Do any lines in the data below contain "color"? If so, copy every one of them.

» **Part of a data file**:
::::

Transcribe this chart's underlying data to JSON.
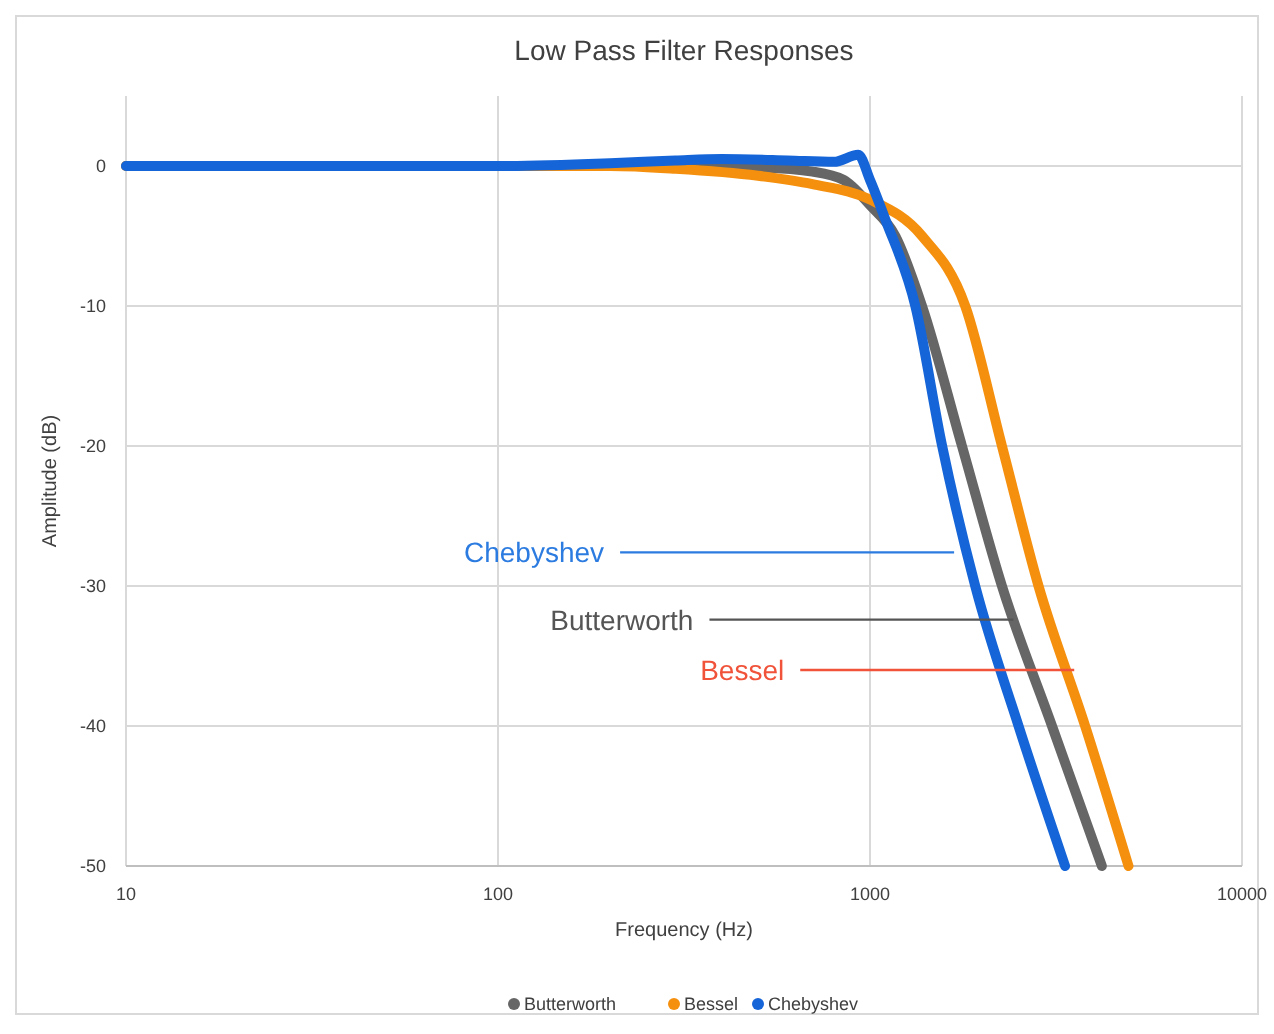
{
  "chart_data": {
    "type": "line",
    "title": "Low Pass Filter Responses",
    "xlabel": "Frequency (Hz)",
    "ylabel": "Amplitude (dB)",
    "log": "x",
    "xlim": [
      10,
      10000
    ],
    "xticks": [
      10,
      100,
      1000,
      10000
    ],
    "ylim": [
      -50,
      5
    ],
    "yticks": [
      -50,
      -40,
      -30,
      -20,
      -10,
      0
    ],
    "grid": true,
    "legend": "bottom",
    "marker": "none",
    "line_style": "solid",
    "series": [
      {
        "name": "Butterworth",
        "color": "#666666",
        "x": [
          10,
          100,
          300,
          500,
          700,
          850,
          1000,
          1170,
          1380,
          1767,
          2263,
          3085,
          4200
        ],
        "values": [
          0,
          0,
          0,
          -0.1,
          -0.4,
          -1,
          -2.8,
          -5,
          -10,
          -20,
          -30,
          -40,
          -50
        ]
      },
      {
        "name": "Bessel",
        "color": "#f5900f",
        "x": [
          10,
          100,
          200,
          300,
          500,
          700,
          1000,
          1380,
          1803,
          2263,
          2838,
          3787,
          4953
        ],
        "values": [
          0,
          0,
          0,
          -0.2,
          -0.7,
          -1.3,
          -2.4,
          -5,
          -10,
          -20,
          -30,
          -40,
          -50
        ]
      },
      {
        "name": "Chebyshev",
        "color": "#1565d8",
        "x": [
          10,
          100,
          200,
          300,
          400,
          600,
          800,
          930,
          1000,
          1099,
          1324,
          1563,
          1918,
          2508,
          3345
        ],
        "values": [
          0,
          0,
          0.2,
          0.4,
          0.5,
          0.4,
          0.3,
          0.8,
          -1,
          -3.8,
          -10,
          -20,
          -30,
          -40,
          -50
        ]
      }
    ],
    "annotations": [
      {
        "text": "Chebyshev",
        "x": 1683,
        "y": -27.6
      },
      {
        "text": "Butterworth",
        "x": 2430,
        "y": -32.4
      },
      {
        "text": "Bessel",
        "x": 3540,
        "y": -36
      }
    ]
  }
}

::::

» **Complete answer**:
        "color": "#666666",
        "color": "#f5900f",
        "color": "#1565d8",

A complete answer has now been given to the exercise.